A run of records
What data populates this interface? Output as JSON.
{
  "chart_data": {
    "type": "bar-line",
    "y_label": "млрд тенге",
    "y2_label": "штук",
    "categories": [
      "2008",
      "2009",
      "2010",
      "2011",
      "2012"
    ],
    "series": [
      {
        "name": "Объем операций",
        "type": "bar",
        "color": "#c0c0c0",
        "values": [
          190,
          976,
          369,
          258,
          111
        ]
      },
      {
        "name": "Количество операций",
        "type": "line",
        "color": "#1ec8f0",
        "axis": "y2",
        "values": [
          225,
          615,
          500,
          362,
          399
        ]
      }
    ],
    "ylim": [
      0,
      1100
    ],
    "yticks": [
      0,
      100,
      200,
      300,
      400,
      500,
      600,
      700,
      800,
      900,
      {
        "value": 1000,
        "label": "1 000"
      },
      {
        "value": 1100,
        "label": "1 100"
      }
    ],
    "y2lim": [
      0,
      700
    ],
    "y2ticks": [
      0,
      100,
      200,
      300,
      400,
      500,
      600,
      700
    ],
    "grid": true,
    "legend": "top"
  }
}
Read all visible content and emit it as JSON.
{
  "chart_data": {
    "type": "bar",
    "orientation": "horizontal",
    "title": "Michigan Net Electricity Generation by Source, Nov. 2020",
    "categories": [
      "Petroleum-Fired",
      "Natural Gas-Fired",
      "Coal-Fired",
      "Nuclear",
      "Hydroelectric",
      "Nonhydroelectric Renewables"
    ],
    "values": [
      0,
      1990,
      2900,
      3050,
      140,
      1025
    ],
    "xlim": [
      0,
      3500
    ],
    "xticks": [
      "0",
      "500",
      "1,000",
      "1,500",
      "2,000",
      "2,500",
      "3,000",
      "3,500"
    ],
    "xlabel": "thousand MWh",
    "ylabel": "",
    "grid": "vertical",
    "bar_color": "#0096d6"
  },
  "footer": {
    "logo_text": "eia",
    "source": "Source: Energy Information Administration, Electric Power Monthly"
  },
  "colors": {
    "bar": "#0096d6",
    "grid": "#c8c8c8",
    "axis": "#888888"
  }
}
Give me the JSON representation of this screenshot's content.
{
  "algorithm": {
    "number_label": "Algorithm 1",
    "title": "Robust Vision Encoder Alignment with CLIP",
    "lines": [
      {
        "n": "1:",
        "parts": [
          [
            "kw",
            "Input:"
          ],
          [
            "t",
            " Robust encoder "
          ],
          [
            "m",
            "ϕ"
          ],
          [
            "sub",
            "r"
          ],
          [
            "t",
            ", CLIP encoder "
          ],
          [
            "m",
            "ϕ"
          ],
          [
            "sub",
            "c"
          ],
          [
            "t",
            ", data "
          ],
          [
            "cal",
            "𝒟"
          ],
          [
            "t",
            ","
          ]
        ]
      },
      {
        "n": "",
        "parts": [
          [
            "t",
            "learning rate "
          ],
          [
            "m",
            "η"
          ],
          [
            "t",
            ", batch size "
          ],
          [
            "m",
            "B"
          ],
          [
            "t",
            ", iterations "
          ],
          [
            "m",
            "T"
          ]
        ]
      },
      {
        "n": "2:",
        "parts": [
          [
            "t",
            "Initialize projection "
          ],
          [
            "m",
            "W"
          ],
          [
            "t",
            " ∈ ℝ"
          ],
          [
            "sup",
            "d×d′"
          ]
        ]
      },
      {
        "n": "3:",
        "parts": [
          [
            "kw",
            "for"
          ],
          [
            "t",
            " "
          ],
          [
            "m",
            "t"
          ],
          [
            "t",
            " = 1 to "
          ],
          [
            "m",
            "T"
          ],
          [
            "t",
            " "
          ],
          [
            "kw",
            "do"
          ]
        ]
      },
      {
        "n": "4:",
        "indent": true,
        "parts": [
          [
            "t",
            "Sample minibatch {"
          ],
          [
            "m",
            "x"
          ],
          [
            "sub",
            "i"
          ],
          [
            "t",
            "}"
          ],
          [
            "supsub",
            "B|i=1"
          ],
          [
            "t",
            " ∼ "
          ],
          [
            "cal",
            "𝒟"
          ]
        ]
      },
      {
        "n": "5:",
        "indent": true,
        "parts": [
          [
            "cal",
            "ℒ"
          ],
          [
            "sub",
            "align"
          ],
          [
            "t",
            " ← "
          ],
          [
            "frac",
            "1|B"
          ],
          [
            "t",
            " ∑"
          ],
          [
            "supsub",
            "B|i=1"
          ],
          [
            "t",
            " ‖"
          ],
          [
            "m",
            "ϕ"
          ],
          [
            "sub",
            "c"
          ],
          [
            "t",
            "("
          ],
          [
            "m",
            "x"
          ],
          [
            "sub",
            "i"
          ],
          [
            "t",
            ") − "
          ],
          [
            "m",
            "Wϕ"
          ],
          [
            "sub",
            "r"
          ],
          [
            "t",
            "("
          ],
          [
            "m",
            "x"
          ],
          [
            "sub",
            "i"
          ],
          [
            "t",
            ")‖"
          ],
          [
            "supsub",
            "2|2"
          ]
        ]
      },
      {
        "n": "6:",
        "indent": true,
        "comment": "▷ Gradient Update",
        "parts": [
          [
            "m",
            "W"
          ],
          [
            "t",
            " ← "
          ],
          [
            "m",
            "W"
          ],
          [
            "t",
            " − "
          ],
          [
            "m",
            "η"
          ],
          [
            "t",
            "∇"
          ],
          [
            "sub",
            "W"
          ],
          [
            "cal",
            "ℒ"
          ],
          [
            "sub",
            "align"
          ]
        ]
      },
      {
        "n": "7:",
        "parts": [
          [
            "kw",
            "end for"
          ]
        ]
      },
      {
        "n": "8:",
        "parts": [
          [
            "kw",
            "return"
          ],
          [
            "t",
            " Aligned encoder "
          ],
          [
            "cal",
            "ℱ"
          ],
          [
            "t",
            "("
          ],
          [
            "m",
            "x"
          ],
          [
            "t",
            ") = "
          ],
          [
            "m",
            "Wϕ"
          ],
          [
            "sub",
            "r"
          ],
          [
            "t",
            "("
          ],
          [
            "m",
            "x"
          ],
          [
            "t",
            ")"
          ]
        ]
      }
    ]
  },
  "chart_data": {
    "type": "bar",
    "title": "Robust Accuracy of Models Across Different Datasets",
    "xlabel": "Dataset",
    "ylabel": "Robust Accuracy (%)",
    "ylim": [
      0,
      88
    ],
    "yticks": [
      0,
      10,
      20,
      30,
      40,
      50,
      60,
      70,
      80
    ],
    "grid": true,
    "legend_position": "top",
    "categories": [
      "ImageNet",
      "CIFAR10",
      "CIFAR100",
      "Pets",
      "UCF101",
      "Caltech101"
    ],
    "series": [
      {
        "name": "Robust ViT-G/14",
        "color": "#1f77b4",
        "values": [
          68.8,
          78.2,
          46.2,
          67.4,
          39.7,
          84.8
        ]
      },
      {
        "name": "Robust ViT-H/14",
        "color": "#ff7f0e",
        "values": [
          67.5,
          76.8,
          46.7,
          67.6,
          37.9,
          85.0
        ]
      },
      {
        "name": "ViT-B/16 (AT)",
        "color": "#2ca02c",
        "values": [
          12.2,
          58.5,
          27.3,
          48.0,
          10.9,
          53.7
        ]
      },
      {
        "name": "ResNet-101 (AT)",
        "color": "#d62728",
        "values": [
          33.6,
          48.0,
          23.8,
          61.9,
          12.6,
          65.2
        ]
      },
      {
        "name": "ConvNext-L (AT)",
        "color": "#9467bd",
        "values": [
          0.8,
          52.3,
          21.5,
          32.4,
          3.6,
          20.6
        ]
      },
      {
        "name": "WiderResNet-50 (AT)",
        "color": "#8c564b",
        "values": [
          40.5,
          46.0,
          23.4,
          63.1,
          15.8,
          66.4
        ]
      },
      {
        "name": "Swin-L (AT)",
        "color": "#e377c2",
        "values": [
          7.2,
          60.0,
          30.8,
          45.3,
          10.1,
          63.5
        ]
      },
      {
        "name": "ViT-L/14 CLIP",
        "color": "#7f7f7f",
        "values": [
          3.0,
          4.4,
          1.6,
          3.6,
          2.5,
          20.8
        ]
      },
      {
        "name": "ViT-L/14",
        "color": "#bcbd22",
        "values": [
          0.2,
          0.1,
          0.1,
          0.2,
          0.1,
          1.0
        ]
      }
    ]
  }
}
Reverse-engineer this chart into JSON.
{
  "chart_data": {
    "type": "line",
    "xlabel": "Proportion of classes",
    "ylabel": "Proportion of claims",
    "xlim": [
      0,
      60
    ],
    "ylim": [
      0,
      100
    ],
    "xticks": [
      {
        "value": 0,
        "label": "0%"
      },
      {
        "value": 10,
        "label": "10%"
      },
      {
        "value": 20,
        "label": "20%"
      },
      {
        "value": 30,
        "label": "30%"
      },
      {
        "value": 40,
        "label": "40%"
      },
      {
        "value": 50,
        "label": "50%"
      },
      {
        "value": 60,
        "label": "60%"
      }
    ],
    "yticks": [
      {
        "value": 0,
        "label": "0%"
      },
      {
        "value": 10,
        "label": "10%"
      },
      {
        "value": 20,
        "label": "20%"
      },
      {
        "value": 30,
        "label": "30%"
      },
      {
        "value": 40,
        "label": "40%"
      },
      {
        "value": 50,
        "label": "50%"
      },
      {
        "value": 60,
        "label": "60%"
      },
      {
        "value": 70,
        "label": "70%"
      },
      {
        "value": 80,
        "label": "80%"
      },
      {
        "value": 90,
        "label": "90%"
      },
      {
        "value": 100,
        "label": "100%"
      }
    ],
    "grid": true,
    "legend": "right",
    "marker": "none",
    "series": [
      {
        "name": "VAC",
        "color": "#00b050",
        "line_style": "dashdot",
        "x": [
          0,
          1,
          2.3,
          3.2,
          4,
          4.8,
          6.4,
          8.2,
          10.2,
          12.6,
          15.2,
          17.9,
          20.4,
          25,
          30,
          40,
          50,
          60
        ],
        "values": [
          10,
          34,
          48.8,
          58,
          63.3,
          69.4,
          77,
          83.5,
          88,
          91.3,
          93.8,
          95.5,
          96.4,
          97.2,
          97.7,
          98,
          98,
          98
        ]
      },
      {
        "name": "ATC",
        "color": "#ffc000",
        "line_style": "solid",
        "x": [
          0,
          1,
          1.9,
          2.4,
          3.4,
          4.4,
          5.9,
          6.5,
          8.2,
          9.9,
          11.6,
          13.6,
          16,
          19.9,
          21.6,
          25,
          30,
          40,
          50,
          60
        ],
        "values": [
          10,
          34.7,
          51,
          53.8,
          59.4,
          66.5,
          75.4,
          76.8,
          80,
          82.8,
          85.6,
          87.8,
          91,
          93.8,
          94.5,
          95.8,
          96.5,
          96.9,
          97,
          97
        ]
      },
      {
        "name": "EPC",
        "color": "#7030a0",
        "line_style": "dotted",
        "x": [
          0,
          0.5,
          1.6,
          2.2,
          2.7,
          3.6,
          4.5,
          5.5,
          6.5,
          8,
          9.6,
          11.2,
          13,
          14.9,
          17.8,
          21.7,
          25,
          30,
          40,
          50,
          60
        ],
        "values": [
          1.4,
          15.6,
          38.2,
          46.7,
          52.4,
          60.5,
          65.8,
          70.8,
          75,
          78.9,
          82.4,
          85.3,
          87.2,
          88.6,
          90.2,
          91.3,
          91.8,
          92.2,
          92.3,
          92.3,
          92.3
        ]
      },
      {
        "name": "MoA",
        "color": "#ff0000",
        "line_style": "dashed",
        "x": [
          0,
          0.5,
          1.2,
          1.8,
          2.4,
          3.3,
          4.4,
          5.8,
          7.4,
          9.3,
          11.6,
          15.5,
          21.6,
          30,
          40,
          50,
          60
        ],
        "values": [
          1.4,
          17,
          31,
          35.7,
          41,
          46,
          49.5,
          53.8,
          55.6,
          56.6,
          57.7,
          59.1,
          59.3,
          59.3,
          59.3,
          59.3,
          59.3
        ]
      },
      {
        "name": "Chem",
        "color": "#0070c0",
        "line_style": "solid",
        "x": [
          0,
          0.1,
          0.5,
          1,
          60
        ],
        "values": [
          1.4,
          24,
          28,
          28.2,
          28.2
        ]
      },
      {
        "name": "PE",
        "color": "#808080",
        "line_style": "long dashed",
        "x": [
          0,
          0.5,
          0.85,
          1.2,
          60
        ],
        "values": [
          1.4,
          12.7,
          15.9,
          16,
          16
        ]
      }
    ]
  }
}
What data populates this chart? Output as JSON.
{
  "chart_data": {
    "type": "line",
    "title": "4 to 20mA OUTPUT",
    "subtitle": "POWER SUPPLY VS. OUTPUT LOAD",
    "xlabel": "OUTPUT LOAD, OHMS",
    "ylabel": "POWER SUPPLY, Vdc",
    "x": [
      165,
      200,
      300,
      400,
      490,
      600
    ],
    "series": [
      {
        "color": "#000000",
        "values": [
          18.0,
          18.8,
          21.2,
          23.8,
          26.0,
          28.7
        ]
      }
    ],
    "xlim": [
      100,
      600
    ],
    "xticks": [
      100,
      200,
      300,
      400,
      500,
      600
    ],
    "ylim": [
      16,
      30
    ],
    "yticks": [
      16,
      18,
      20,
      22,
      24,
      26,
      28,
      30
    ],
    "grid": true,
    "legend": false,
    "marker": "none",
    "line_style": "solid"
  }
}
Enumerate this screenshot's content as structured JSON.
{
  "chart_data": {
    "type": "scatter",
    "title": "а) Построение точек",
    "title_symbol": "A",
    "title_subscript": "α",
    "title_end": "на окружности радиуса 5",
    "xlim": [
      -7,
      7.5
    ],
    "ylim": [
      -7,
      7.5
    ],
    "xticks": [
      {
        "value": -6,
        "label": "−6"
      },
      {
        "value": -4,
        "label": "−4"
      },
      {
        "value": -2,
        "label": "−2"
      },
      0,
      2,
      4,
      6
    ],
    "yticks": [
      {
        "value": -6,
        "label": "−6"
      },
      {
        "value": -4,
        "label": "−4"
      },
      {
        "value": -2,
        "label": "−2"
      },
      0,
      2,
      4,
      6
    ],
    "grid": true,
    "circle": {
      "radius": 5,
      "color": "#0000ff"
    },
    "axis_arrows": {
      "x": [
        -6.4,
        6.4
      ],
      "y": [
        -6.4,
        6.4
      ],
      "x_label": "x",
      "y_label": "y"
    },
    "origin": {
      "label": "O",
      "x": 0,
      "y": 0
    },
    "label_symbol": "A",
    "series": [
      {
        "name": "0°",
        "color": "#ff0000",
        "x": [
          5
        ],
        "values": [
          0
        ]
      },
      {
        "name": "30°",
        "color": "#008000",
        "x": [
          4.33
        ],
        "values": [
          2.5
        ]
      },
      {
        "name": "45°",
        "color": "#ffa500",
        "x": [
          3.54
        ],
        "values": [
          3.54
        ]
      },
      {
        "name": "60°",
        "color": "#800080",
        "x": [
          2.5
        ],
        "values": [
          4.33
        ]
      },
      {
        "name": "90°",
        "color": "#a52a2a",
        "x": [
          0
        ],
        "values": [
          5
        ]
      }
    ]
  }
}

What the task asks
Look over the records above and copy each line that includes the string "dashed".

Answer for the task
        "line_style": "dashed",
        "line_style": "long dashed",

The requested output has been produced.